## Task instructions
a) Answer these from the passage on French films:
(i) Who wrote the Sarah's Key piece?
(ii) In what year did Laissez-Passer come out?
(iii) Army of Crime is essentially a remake of which film?
b) Reproduce word for word the section of the passage on French films that begins with the words containing "September 2, 2011" and ends with "Davenport, 9/01/11, spiked)".

## Reading text

|---|

September 2, 2011

THERE'S NEVER BEEN A PEOPLE WITH SO MUCH TO FEEL BAD ABOUT:

Sarah's Key: unlocking French self-loathing (Neil Davenport, 9/01/11, spiked)

Recent French films have keenly explored the issue of collaboration with Nazi occupiers during the Second World War. Until recently, most French films stuck to a Gaullist line, depicting France as a nation of plucky resistance fighters against Nazi troops. In 2002, Laissez-Passer also depicted heroic resistance fighters, but notably dwelled on how politicians and police chiefs enthusiastically collaborated with Nazi commanders. When one SS officer scornfully asks a French politician 'why did you lot roll over so easily?', it suggested that the gloves were coming off regarding France's shameful past. Army of Crime (2009), essentially a remake of Army of Shadows (1969), explicitly showed French secret agents working with Nazi officers in the persecution of Jews and communists, while the biopic of French icon (Serge) Gainsbourg (2010) was told in the shadow of Vel d'Hiv and respectable anti-Semitism in France.

|---|

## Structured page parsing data
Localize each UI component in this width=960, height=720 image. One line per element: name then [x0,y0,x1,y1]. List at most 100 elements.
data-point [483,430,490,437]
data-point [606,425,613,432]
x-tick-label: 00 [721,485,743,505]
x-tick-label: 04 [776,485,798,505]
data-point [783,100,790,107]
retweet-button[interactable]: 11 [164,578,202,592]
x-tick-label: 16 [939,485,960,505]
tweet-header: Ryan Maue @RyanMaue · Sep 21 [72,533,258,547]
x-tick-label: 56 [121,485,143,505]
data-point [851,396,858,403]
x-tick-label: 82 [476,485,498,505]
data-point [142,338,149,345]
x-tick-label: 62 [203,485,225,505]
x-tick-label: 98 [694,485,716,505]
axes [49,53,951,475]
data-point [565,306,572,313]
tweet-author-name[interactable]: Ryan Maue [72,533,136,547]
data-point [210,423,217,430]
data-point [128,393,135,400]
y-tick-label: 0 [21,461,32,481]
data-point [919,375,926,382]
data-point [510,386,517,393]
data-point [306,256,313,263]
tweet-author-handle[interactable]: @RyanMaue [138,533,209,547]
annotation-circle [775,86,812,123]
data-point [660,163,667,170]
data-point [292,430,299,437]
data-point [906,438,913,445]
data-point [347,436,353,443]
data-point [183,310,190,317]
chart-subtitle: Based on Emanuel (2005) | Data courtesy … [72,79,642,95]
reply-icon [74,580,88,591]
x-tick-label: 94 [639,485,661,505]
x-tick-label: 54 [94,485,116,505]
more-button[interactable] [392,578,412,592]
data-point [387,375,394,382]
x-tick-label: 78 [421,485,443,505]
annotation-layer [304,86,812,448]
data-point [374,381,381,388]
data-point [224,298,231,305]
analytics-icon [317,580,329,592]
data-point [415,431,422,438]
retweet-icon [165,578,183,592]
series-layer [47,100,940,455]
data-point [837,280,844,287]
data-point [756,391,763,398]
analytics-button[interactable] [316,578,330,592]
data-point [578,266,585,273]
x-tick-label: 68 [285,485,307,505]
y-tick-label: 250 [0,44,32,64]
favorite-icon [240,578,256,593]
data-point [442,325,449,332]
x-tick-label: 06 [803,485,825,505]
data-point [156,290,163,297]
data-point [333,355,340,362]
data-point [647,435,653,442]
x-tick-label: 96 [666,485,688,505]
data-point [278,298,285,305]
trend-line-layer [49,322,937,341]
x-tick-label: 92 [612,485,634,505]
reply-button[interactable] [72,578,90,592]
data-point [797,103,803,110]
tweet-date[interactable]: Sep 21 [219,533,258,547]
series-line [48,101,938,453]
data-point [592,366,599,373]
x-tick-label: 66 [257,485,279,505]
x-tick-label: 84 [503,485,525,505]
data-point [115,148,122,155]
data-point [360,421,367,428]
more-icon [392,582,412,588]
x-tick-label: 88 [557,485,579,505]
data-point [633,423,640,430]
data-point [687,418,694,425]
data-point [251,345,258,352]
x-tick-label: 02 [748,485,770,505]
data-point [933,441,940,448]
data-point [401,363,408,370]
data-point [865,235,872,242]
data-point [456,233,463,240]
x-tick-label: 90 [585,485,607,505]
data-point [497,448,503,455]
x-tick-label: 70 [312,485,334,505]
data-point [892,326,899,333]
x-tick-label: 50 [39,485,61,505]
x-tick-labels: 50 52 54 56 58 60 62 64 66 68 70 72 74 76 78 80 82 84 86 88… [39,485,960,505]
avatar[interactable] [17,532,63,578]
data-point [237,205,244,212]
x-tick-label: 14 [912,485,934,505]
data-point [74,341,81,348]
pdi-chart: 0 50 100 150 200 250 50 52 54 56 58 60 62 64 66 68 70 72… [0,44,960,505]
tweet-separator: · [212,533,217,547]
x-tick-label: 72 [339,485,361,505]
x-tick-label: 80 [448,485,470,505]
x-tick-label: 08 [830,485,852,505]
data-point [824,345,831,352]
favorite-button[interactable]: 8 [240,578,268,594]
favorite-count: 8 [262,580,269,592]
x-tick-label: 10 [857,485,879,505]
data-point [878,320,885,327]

|---|

## Numbered responses
a)
(i) Neil Davenport
(ii) 2002
(iii) Army of Shadows (1969)

b)
September 2, 2011

THERE'S NEVER BEEN A PEOPLE WITH SO MUCH TO FEEL BAD ABOUT:

Sarah's Key: unlocking French self-loathing (Neil Davenport, 9/01/11, spiked)